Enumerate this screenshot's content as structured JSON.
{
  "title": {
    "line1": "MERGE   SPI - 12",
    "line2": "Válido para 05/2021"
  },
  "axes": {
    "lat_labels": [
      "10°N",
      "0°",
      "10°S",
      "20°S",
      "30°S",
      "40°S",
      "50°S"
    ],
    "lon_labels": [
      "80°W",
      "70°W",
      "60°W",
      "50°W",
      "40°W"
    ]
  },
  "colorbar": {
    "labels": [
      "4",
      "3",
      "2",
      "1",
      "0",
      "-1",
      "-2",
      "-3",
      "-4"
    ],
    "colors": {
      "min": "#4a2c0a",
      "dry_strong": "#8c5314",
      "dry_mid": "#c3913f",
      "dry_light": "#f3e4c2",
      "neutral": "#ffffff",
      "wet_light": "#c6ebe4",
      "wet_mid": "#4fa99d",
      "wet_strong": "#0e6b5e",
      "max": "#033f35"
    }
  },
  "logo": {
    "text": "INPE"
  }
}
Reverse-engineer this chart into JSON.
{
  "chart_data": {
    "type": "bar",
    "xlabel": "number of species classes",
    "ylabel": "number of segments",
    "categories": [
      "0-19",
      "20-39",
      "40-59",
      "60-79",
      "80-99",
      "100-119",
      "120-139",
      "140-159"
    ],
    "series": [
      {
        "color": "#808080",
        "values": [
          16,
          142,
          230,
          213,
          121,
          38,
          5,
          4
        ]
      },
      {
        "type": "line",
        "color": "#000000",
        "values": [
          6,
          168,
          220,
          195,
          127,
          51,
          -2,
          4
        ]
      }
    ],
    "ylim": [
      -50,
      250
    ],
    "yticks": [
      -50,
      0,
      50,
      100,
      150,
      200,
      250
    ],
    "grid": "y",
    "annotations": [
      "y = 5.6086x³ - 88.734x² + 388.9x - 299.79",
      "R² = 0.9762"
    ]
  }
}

What you will do: Repeat the material above in full, exactly as it stands.

Reply:
Enumerate this screenshot's content as structured JSON.
{
  "title": {
    "line1": "MERGE   SPI - 12",
    "line2": "Válido para 05/2021"
  },
  "axes": {
    "lat_labels": [
      "10°N",
      "0°",
      "10°S",
      "20°S",
      "30°S",
      "40°S",
      "50°S"
    ],
    "lon_labels": [
      "80°W",
      "70°W",
      "60°W",
      "50°W",
      "40°W"
    ]
  },
  "colorbar": {
    "labels": [
      "4",
      "3",
      "2",
      "1",
      "0",
      "-1",
      "-2",
      "-3",
      "-4"
    ],
    "colors": {
      "min": "#4a2c0a",
      "dry_strong": "#8c5314",
      "dry_mid": "#c3913f",
      "dry_light": "#f3e4c2",
      "neutral": "#ffffff",
      "wet_light": "#c6ebe4",
      "wet_mid": "#4fa99d",
      "wet_strong": "#0e6b5e",
      "max": "#033f35"
    }
  },
  "logo": {
    "text": "INPE"
  }
}
Reverse-engineer this chart into JSON.
{
  "chart_data": {
    "type": "bar",
    "xlabel": "number of species classes",
    "ylabel": "number of segments",
    "categories": [
      "0-19",
      "20-39",
      "40-59",
      "60-79",
      "80-99",
      "100-119",
      "120-139",
      "140-159"
    ],
    "series": [
      {
        "color": "#808080",
        "values": [
          16,
          142,
          230,
          213,
          121,
          38,
          5,
          4
        ]
      },
      {
        "type": "line",
        "color": "#000000",
        "values": [
          6,
          168,
          220,
          195,
          127,
          51,
          -2,
          4
        ]
      }
    ],
    "ylim": [
      -50,
      250
    ],
    "yticks": [
      -50,
      0,
      50,
      100,
      150,
      200,
      250
    ],
    "grid": "y",
    "annotations": [
      "y = 5.6086x³ - 88.734x² + 388.9x - 299.79",
      "R² = 0.9762"
    ]
  }
}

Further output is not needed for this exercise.